* _Votre objectif_
Réécrivez tout ce qui va de « Depuis hier soir, la » jusqu'à « sa campagne présidentielle. » dans l'extrait sur le rassemblement de la Gauche, en mettant « adhérents » à la place de « militants ».

* _Extrait de page_
----

Depuis hier soir, la Gauche est rassemblée pour aborder les élections législatives dans cinq semaines. C’est l’élément positif qu’il faut retenir de ces journées de discussions entre les quatre composantes de la Gauche française, Socialistes, Communistes, Ecologistes et Insoumis. Nombreux sont les militants socialistes et les partisans de la social-démocratie qui ne sont pas satisfaits de l’accord passé avec les mélenchonistes. C’est la conséquence d’une antipathie portée à l’encontre de Jean-Luc MÉLENCHON et d’un refus de souscrire au programme qu’il a proposé dans sa campagne présidentielle.
Mais, car il y a un « mais » de taille : une grande partie des électrices et des électeurs de Gauche souhaitent un rassemblement des différentes composantes de cette Gauche. Ils l’ont montré à travers leurs votes du 10 avril dernier qui ont donné les résultats que l’on connaît. La radicalité des propositions du leader des insoumis en a convaincu quelques-uns. Les sondages en ont amené d’autres vers le vote « utile ».

----

* _Informations extraites_
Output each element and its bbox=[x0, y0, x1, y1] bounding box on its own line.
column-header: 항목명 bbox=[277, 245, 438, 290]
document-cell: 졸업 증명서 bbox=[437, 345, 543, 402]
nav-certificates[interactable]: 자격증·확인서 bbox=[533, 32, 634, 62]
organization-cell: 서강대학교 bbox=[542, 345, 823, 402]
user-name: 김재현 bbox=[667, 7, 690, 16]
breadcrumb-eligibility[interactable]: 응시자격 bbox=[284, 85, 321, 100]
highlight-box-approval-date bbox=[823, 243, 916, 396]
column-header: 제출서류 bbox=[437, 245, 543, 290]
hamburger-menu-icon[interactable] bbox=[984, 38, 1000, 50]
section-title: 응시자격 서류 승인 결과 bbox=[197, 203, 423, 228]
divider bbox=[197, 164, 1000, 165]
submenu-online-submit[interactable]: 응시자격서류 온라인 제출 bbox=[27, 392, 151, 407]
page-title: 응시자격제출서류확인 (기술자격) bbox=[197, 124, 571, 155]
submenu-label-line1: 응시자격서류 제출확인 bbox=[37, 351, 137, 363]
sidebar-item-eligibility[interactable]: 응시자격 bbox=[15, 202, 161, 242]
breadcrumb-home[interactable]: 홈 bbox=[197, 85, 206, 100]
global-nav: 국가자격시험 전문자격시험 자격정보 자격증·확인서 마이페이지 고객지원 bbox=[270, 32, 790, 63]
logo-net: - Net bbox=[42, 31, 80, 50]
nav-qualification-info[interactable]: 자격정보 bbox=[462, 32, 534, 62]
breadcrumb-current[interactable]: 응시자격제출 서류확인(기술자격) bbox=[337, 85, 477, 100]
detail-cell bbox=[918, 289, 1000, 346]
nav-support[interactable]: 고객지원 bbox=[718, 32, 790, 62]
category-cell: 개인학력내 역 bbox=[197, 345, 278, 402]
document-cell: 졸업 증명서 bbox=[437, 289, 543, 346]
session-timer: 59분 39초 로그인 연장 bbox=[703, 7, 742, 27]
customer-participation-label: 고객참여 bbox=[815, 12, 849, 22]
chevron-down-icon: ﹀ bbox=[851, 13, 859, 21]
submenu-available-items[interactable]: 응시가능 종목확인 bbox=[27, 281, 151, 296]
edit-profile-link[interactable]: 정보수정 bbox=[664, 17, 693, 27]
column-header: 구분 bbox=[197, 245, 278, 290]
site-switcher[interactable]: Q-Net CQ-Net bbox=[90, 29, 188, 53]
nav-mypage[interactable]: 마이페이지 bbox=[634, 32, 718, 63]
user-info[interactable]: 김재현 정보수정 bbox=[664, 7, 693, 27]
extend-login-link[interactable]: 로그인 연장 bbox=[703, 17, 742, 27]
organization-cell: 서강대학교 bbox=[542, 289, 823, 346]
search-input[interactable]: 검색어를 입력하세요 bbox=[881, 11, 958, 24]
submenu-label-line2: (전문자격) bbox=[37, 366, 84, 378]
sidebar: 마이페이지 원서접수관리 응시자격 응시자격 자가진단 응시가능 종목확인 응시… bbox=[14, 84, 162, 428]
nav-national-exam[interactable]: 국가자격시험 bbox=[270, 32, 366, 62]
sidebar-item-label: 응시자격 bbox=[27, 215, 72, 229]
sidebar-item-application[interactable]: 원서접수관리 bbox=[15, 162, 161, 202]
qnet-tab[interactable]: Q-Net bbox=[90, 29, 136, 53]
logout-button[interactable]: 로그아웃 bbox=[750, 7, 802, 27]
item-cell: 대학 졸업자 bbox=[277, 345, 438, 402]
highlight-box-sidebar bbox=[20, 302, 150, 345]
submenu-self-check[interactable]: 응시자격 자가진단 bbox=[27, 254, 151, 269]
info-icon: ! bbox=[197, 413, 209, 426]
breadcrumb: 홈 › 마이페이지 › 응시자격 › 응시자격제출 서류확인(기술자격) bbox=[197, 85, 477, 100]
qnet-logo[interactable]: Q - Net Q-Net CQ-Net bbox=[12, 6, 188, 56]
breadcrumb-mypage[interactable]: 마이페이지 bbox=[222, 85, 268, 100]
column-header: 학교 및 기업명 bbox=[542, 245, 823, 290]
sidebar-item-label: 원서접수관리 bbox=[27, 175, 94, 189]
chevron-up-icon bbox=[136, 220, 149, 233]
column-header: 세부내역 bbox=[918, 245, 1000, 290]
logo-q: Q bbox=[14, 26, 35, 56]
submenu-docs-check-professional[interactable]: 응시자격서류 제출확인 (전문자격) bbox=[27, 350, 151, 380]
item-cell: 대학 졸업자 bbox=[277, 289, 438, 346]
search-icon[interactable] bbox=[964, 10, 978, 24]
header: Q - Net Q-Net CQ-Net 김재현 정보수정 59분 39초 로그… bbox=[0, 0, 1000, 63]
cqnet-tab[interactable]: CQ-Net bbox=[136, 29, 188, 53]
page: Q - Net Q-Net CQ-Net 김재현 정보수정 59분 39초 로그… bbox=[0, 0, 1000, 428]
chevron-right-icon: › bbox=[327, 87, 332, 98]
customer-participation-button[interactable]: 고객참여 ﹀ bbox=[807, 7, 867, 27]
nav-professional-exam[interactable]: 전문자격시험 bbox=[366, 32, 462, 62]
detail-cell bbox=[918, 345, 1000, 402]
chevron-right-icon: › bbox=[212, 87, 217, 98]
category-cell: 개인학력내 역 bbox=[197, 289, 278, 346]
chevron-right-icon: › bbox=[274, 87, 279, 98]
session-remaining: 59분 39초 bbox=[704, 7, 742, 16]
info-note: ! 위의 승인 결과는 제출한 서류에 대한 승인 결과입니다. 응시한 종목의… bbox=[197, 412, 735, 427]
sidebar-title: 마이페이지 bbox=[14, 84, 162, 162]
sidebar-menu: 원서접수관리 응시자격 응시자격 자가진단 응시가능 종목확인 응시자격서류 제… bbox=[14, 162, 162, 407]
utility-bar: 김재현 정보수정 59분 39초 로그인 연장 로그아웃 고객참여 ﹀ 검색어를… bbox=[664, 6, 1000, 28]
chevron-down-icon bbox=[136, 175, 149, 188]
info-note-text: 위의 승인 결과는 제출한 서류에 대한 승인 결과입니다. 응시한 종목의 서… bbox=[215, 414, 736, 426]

----

* _Réponse à l'exercice_
Depuis hier soir, la Gauche est rassemblée pour aborder les élections législatives dans cinq semaines. C’est l’élément positif qu’il faut retenir de ces journées de discussions entre les quatre composantes de la Gauche française, Socialistes, Communistes, Ecologistes et Insoumis. Nombreux sont les adhérents socialistes et les partisans de la social-démocratie qui ne sont pas satisfaits de l’accord passé avec les mélenchonistes. C’est la conséquence d’une antipathie portée à l’encontre de Jean-Luc MÉLENCHON et d’un refus de souscrire au programme qu’il a proposé dans sa campagne présidentielle.